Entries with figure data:
::::
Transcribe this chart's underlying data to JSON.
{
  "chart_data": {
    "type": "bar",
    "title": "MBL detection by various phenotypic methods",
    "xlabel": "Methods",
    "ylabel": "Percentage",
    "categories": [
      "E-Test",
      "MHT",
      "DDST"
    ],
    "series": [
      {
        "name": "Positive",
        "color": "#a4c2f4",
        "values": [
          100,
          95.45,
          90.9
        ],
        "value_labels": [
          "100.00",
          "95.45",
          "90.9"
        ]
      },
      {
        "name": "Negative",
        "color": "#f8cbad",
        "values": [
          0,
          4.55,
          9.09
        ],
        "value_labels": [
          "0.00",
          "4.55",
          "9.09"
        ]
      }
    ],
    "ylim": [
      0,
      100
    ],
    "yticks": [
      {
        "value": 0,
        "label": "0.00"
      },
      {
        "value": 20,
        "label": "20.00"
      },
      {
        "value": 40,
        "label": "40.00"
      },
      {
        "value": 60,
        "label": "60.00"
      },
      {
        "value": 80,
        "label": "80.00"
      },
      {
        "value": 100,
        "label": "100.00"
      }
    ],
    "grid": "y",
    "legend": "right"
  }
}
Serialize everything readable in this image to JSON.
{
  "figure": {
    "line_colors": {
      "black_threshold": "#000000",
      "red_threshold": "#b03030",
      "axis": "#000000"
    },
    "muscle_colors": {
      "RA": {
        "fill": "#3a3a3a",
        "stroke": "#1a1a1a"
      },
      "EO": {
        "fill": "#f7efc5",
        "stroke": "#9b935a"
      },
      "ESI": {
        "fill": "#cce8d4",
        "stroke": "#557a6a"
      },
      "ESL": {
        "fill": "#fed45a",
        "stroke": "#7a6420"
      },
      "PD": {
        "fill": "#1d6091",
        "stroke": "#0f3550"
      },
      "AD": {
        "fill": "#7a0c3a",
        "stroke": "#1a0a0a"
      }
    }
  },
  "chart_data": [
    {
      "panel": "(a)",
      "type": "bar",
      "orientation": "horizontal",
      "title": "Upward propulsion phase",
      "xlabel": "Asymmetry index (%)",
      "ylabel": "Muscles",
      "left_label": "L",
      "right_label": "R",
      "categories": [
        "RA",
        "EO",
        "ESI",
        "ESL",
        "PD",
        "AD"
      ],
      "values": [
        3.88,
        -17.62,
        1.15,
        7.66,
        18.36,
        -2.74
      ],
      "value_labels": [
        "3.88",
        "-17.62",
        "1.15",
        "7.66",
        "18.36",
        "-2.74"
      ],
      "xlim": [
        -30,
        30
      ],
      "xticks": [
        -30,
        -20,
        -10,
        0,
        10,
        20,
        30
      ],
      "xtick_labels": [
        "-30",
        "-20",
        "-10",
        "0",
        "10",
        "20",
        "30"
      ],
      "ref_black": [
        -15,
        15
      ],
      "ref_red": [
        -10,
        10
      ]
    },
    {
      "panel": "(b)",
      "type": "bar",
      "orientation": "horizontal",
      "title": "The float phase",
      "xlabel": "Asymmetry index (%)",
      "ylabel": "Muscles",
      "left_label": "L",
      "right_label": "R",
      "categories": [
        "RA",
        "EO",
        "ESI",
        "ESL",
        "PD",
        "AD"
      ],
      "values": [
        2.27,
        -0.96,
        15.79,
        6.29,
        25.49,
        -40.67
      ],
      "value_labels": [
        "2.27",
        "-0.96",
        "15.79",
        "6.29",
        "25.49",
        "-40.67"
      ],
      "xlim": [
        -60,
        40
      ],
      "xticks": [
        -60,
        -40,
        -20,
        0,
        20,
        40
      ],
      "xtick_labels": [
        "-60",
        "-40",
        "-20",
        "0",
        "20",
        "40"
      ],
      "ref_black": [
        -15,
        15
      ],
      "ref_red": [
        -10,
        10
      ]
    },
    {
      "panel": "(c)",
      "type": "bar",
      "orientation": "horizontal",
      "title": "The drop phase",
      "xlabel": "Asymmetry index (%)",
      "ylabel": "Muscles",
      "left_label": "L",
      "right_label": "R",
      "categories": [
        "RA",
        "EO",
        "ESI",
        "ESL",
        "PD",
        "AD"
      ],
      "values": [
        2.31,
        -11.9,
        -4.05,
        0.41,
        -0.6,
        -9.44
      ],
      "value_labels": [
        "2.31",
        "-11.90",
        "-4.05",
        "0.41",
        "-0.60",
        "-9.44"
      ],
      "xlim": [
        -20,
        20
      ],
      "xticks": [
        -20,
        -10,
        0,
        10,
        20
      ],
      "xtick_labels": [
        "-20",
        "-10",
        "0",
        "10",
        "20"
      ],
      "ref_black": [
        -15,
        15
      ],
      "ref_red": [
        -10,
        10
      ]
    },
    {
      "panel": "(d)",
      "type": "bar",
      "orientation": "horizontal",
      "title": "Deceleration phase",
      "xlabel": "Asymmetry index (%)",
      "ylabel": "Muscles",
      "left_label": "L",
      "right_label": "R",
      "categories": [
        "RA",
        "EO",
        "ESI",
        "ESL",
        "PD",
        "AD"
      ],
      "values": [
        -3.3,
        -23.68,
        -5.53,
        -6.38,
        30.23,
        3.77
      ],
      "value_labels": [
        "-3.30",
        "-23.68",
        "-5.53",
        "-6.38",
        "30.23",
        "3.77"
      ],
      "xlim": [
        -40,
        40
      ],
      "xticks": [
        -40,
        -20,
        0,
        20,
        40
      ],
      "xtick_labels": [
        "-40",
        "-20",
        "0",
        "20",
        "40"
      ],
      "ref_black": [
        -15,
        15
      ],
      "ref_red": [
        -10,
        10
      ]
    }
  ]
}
::::
GIVEN REQUEST: Write down all the entries again without a single difference.

FINISHED EXERCISE:
Transcribe this chart's underlying data to JSON.
{
  "chart_data": {
    "type": "bar",
    "title": "MBL detection by various phenotypic methods",
    "xlabel": "Methods",
    "ylabel": "Percentage",
    "categories": [
      "E-Test",
      "MHT",
      "DDST"
    ],
    "series": [
      {
        "name": "Positive",
        "color": "#a4c2f4",
        "values": [
          100,
          95.45,
          90.9
        ],
        "value_labels": [
          "100.00",
          "95.45",
          "90.9"
        ]
      },
      {
        "name": "Negative",
        "color": "#f8cbad",
        "values": [
          0,
          4.55,
          9.09
        ],
        "value_labels": [
          "0.00",
          "4.55",
          "9.09"
        ]
      }
    ],
    "ylim": [
      0,
      100
    ],
    "yticks": [
      {
        "value": 0,
        "label": "0.00"
      },
      {
        "value": 20,
        "label": "20.00"
      },
      {
        "value": 40,
        "label": "40.00"
      },
      {
        "value": 60,
        "label": "60.00"
      },
      {
        "value": 80,
        "label": "80.00"
      },
      {
        "value": 100,
        "label": "100.00"
      }
    ],
    "grid": "y",
    "legend": "right"
  }
}
Serialize everything readable in this image to JSON.
{
  "figure": {
    "line_colors": {
      "black_threshold": "#000000",
      "red_threshold": "#b03030",
      "axis": "#000000"
    },
    "muscle_colors": {
      "RA": {
        "fill": "#3a3a3a",
        "stroke": "#1a1a1a"
      },
      "EO": {
        "fill": "#f7efc5",
        "stroke": "#9b935a"
      },
      "ESI": {
        "fill": "#cce8d4",
        "stroke": "#557a6a"
      },
      "ESL": {
        "fill": "#fed45a",
        "stroke": "#7a6420"
      },
      "PD": {
        "fill": "#1d6091",
        "stroke": "#0f3550"
      },
      "AD": {
        "fill": "#7a0c3a",
        "stroke": "#1a0a0a"
      }
    }
  },
  "chart_data": [
    {
      "panel": "(a)",
      "type": "bar",
      "orientation": "horizontal",
      "title": "Upward propulsion phase",
      "xlabel": "Asymmetry index (%)",
      "ylabel": "Muscles",
      "left_label": "L",
      "right_label": "R",
      "categories": [
        "RA",
        "EO",
        "ESI",
        "ESL",
        "PD",
        "AD"
      ],
      "values": [
        3.88,
        -17.62,
        1.15,
        7.66,
        18.36,
        -2.74
      ],
      "value_labels": [
        "3.88",
        "-17.62",
        "1.15",
        "7.66",
        "18.36",
        "-2.74"
      ],
      "xlim": [
        -30,
        30
      ],
      "xticks": [
        -30,
        -20,
        -10,
        0,
        10,
        20,
        30
      ],
      "xtick_labels": [
        "-30",
        "-20",
        "-10",
        "0",
        "10",
        "20",
        "30"
      ],
      "ref_black": [
        -15,
        15
      ],
      "ref_red": [
        -10,
        10
      ]
    },
    {
      "panel": "(b)",
      "type": "bar",
      "orientation": "horizontal",
      "title": "The float phase",
      "xlabel": "Asymmetry index (%)",
      "ylabel": "Muscles",
      "left_label": "L",
      "right_label": "R",
      "categories": [
        "RA",
        "EO",
        "ESI",
        "ESL",
        "PD",
        "AD"
      ],
      "values": [
        2.27,
        -0.96,
        15.79,
        6.29,
        25.49,
        -40.67
      ],
      "value_labels": [
        "2.27",
        "-0.96",
        "15.79",
        "6.29",
        "25.49",
        "-40.67"
      ],
      "xlim": [
        -60,
        40
      ],
      "xticks": [
        -60,
        -40,
        -20,
        0,
        20,
        40
      ],
      "xtick_labels": [
        "-60",
        "-40",
        "-20",
        "0",
        "20",
        "40"
      ],
      "ref_black": [
        -15,
        15
      ],
      "ref_red": [
        -10,
        10
      ]
    },
    {
      "panel": "(c)",
      "type": "bar",
      "orientation": "horizontal",
      "title": "The drop phase",
      "xlabel": "Asymmetry index (%)",
      "ylabel": "Muscles",
      "left_label": "L",
      "right_label": "R",
      "categories": [
        "RA",
        "EO",
        "ESI",
        "ESL",
        "PD",
        "AD"
      ],
      "values": [
        2.31,
        -11.9,
        -4.05,
        0.41,
        -0.6,
        -9.44
      ],
      "value_labels": [
        "2.31",
        "-11.90",
        "-4.05",
        "0.41",
        "-0.60",
        "-9.44"
      ],
      "xlim": [
        -20,
        20
      ],
      "xticks": [
        -20,
        -10,
        0,
        10,
        20
      ],
      "xtick_labels": [
        "-20",
        "-10",
        "0",
        "10",
        "20"
      ],
      "ref_black": [
        -15,
        15
      ],
      "ref_red": [
        -10,
        10
      ]
    },
    {
      "panel": "(d)",
      "type": "bar",
      "orientation": "horizontal",
      "title": "Deceleration phase",
      "xlabel": "Asymmetry index (%)",
      "ylabel": "Muscles",
      "left_label": "L",
      "right_label": "R",
      "categories": [
        "RA",
        "EO",
        "ESI",
        "ESL",
        "PD",
        "AD"
      ],
      "values": [
        -3.3,
        -23.68,
        -5.53,
        -6.38,
        30.23,
        3.77
      ],
      "value_labels": [
        "-3.30",
        "-23.68",
        "-5.53",
        "-6.38",
        "30.23",
        "3.77"
      ],
      "xlim": [
        -40,
        40
      ],
      "xticks": [
        -40,
        -20,
        0,
        20,
        40
      ],
      "xtick_labels": [
        "-40",
        "-20",
        "0",
        "20",
        "40"
      ],
      "ref_black": [
        -15,
        15
      ],
      "ref_red": [
        -10,
        10
      ]
    }
  ]
}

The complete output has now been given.